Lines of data
** start **

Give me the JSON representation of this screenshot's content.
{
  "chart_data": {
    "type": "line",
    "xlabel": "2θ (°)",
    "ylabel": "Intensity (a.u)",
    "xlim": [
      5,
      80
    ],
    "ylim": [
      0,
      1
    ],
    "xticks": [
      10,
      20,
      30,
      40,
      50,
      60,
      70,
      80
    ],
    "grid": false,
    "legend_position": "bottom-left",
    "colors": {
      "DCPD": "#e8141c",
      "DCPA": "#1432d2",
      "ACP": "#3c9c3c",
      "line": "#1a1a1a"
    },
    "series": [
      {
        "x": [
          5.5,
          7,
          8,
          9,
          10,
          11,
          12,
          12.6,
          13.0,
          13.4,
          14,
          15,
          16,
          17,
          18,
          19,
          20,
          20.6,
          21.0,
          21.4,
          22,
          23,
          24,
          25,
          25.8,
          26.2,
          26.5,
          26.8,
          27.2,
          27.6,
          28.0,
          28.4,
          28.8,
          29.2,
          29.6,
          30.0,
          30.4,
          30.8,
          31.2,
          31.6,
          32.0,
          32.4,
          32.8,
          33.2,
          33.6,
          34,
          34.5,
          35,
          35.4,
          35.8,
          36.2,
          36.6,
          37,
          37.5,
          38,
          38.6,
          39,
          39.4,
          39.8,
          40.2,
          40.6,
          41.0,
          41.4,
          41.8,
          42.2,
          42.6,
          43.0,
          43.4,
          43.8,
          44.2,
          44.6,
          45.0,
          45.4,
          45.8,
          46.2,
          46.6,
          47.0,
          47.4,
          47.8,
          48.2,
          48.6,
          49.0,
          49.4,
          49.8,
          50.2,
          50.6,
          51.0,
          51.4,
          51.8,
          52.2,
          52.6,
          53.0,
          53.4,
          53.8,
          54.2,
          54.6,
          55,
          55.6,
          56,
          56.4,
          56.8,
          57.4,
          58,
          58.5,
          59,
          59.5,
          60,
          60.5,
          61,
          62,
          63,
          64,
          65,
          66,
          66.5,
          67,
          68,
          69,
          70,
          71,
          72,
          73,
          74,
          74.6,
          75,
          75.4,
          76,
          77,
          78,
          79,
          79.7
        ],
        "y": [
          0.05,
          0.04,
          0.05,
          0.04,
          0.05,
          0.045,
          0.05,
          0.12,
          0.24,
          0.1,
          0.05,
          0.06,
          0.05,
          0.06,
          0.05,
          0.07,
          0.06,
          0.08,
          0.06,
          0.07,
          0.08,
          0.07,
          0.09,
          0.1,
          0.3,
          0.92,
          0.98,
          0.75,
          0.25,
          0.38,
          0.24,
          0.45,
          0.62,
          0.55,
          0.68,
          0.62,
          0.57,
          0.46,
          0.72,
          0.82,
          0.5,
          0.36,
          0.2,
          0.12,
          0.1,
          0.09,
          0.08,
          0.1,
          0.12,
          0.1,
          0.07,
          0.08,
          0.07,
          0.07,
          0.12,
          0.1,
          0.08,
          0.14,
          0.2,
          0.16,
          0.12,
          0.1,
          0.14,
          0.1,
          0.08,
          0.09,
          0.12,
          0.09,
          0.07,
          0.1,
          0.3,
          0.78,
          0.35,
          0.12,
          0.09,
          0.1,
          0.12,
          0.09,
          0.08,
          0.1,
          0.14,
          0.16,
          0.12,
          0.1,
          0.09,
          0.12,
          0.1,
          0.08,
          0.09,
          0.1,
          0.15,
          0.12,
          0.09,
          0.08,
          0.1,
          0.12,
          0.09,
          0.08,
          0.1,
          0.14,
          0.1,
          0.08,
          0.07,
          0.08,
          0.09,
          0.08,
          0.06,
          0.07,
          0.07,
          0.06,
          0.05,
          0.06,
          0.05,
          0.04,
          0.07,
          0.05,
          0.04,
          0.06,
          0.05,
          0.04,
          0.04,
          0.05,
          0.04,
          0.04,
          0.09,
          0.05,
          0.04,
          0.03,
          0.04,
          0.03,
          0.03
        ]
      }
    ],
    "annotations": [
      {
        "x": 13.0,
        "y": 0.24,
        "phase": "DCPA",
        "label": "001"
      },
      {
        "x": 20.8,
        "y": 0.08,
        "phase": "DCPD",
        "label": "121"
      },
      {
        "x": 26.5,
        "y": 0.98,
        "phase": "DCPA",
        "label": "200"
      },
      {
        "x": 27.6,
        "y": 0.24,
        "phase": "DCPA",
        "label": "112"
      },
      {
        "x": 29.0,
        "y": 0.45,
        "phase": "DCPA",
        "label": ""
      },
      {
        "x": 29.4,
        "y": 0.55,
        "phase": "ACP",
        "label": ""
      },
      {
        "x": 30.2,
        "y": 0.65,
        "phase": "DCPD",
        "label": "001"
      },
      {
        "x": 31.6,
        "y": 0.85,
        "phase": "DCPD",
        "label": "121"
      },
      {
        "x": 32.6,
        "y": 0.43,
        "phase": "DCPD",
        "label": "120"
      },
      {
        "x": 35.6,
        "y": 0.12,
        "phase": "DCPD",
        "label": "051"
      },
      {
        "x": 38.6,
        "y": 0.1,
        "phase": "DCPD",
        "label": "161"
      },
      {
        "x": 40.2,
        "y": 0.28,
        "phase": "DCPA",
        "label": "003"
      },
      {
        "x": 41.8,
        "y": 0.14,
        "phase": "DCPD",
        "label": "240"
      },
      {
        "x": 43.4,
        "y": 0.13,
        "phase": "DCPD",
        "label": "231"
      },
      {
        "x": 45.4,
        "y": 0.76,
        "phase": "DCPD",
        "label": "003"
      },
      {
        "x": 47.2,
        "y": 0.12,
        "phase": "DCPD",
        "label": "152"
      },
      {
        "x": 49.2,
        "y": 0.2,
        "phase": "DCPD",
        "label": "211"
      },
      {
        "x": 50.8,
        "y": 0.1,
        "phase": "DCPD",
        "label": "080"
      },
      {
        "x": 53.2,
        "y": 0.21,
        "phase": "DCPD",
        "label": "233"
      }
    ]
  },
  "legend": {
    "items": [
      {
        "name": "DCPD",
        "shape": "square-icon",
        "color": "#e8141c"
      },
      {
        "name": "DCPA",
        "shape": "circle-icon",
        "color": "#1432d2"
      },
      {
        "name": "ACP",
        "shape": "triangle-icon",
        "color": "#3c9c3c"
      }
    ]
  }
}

** end **

TO BE DONE: Give a word-for-word copy of the records.

PROBLEM SOLUTION:
Give me the JSON representation of this screenshot's content.
{
  "chart_data": {
    "type": "line",
    "xlabel": "2θ (°)",
    "ylabel": "Intensity (a.u)",
    "xlim": [
      5,
      80
    ],
    "ylim": [
      0,
      1
    ],
    "xticks": [
      10,
      20,
      30,
      40,
      50,
      60,
      70,
      80
    ],
    "grid": false,
    "legend_position": "bottom-left",
    "colors": {
      "DCPD": "#e8141c",
      "DCPA": "#1432d2",
      "ACP": "#3c9c3c",
      "line": "#1a1a1a"
    },
    "series": [
      {
        "x": [
          5.5,
          7,
          8,
          9,
          10,
          11,
          12,
          12.6,
          13.0,
          13.4,
          14,
          15,
          16,
          17,
          18,
          19,
          20,
          20.6,
          21.0,
          21.4,
          22,
          23,
          24,
          25,
          25.8,
          26.2,
          26.5,
          26.8,
          27.2,
          27.6,
          28.0,
          28.4,
          28.8,
          29.2,
          29.6,
          30.0,
          30.4,
          30.8,
          31.2,
          31.6,
          32.0,
          32.4,
          32.8,
          33.2,
          33.6,
          34,
          34.5,
          35,
          35.4,
          35.8,
          36.2,
          36.6,
          37,
          37.5,
          38,
          38.6,
          39,
          39.4,
          39.8,
          40.2,
          40.6,
          41.0,
          41.4,
          41.8,
          42.2,
          42.6,
          43.0,
          43.4,
          43.8,
          44.2,
          44.6,
          45.0,
          45.4,
          45.8,
          46.2,
          46.6,
          47.0,
          47.4,
          47.8,
          48.2,
          48.6,
          49.0,
          49.4,
          49.8,
          50.2,
          50.6,
          51.0,
          51.4,
          51.8,
          52.2,
          52.6,
          53.0,
          53.4,
          53.8,
          54.2,
          54.6,
          55,
          55.6,
          56,
          56.4,
          56.8,
          57.4,
          58,
          58.5,
          59,
          59.5,
          60,
          60.5,
          61,
          62,
          63,
          64,
          65,
          66,
          66.5,
          67,
          68,
          69,
          70,
          71,
          72,
          73,
          74,
          74.6,
          75,
          75.4,
          76,
          77,
          78,
          79,
          79.7
        ],
        "y": [
          0.05,
          0.04,
          0.05,
          0.04,
          0.05,
          0.045,
          0.05,
          0.12,
          0.24,
          0.1,
          0.05,
          0.06,
          0.05,
          0.06,
          0.05,
          0.07,
          0.06,
          0.08,
          0.06,
          0.07,
          0.08,
          0.07,
          0.09,
          0.1,
          0.3,
          0.92,
          0.98,
          0.75,
          0.25,
          0.38,
          0.24,
          0.45,
          0.62,
          0.55,
          0.68,
          0.62,
          0.57,
          0.46,
          0.72,
          0.82,
          0.5,
          0.36,
          0.2,
          0.12,
          0.1,
          0.09,
          0.08,
          0.1,
          0.12,
          0.1,
          0.07,
          0.08,
          0.07,
          0.07,
          0.12,
          0.1,
          0.08,
          0.14,
          0.2,
          0.16,
          0.12,
          0.1,
          0.14,
          0.1,
          0.08,
          0.09,
          0.12,
          0.09,
          0.07,
          0.1,
          0.3,
          0.78,
          0.35,
          0.12,
          0.09,
          0.1,
          0.12,
          0.09,
          0.08,
          0.1,
          0.14,
          0.16,
          0.12,
          0.1,
          0.09,
          0.12,
          0.1,
          0.08,
          0.09,
          0.1,
          0.15,
          0.12,
          0.09,
          0.08,
          0.1,
          0.12,
          0.09,
          0.08,
          0.1,
          0.14,
          0.1,
          0.08,
          0.07,
          0.08,
          0.09,
          0.08,
          0.06,
          0.07,
          0.07,
          0.06,
          0.05,
          0.06,
          0.05,
          0.04,
          0.07,
          0.05,
          0.04,
          0.06,
          0.05,
          0.04,
          0.04,
          0.05,
          0.04,
          0.04,
          0.09,
          0.05,
          0.04,
          0.03,
          0.04,
          0.03,
          0.03
        ]
      }
    ],
    "annotations": [
      {
        "x": 13.0,
        "y": 0.24,
        "phase": "DCPA",
        "label": "001"
      },
      {
        "x": 20.8,
        "y": 0.08,
        "phase": "DCPD",
        "label": "121"
      },
      {
        "x": 26.5,
        "y": 0.98,
        "phase": "DCPA",
        "label": "200"
      },
      {
        "x": 27.6,
        "y": 0.24,
        "phase": "DCPA",
        "label": "112"
      },
      {
        "x": 29.0,
        "y": 0.45,
        "phase": "DCPA",
        "label": ""
      },
      {
        "x": 29.4,
        "y": 0.55,
        "phase": "ACP",
        "label": ""
      },
      {
        "x": 30.2,
        "y": 0.65,
        "phase": "DCPD",
        "label": "001"
      },
      {
        "x": 31.6,
        "y": 0.85,
        "phase": "DCPD",
        "label": "121"
      },
      {
        "x": 32.6,
        "y": 0.43,
        "phase": "DCPD",
        "label": "120"
      },
      {
        "x": 35.6,
        "y": 0.12,
        "phase": "DCPD",
        "label": "051"
      },
      {
        "x": 38.6,
        "y": 0.1,
        "phase": "DCPD",
        "label": "161"
      },
      {
        "x": 40.2,
        "y": 0.28,
        "phase": "DCPA",
        "label": "003"
      },
      {
        "x": 41.8,
        "y": 0.14,
        "phase": "DCPD",
        "label": "240"
      },
      {
        "x": 43.4,
        "y": 0.13,
        "phase": "DCPD",
        "label": "231"
      },
      {
        "x": 45.4,
        "y": 0.76,
        "phase": "DCPD",
        "label": "003"
      },
      {
        "x": 47.2,
        "y": 0.12,
        "phase": "DCPD",
        "label": "152"
      },
      {
        "x": 49.2,
        "y": 0.2,
        "phase": "DCPD",
        "label": "211"
      },
      {
        "x": 50.8,
        "y": 0.1,
        "phase": "DCPD",
        "label": "080"
      },
      {
        "x": 53.2,
        "y": 0.21,
        "phase": "DCPD",
        "label": "233"
      }
    ]
  },
  "legend": {
    "items": [
      {
        "name": "DCPD",
        "shape": "square-icon",
        "color": "#e8141c"
      },
      {
        "name": "DCPA",
        "shape": "circle-icon",
        "color": "#1432d2"
      },
      {
        "name": "ACP",
        "shape": "triangle-icon",
        "color": "#3c9c3c"
      }
    ]
  }
}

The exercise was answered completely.